> _What is required_
Reproduce every line of the records below word for word, omitting the pictures from your answer.

> _Dataset records_

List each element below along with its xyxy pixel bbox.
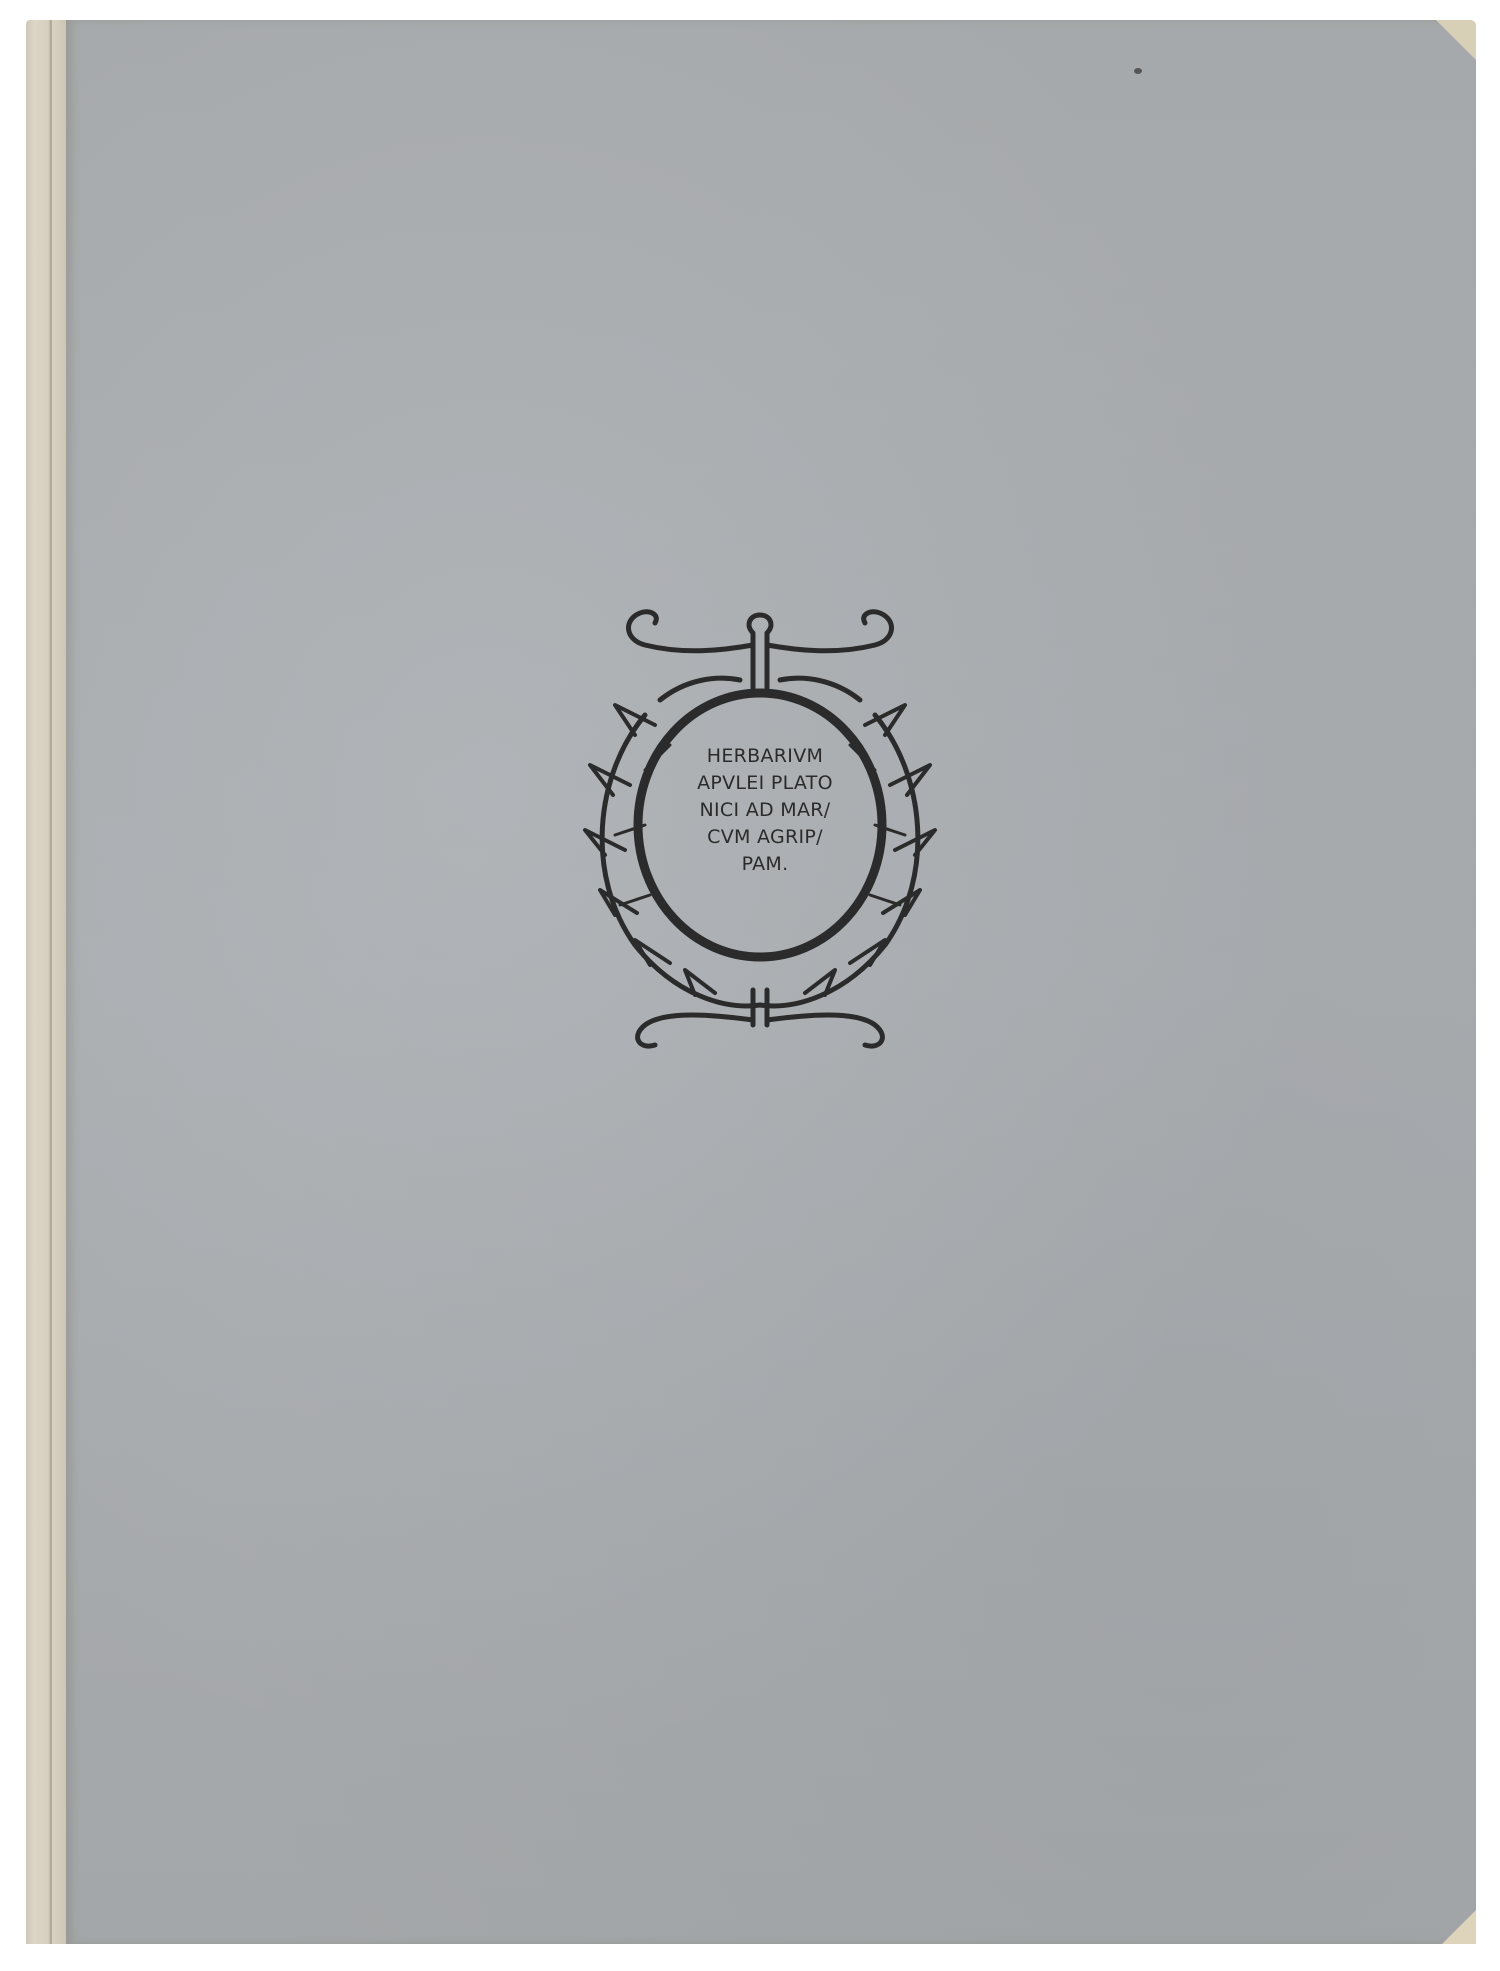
- worn-corner-bottom-right: [1442, 1910, 1476, 1944]
- title-line-5: PAM.: [670, 851, 860, 878]
- spine-crease: [50, 20, 52, 1944]
- book-spine: [26, 20, 66, 1944]
- title-line-4: CVM AGRIP/: [670, 824, 860, 851]
- title-line-2: APVLEI PLATO: [670, 770, 860, 797]
- title-line-1: HERBARIVM: [670, 743, 860, 770]
- ink-speck: [1134, 68, 1142, 74]
- worn-corner-top-right: [1436, 20, 1476, 60]
- title-line-3: NICI AD MAR/: [670, 797, 860, 824]
- cover-title: HERBARIVM APVLEI PLATO NICI AD MAR/ CVM …: [670, 743, 860, 878]
- wreath-device: HERBARIVM APVLEI PLATO NICI AD MAR/ CVM …: [575, 595, 945, 1055]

> _Correct response_
List each element below along with its xyxy pixel bbox.
- worn-corner-bottom-right: [1442, 1910, 1476, 1944]
- title-line-5: PAM.: [670, 851, 860, 878]
- spine-crease: [50, 20, 52, 1944]
- book-spine: [26, 20, 66, 1944]
- title-line-4: CVM AGRIP/: [670, 824, 860, 851]
- title-line-2: APVLEI PLATO: [670, 770, 860, 797]
- title-line-1: HERBARIVM: [670, 743, 860, 770]
- ink-speck: [1134, 68, 1142, 74]
- worn-corner-top-right: [1436, 20, 1476, 60]
- title-line-3: NICI AD MAR/: [670, 797, 860, 824]
- cover-title: HERBARIVM APVLEI PLATO NICI AD MAR/ CVM …: [670, 743, 860, 878]
- wreath-device: HERBARIVM APVLEI PLATO NICI AD MAR/ CVM …: [575, 595, 945, 1055]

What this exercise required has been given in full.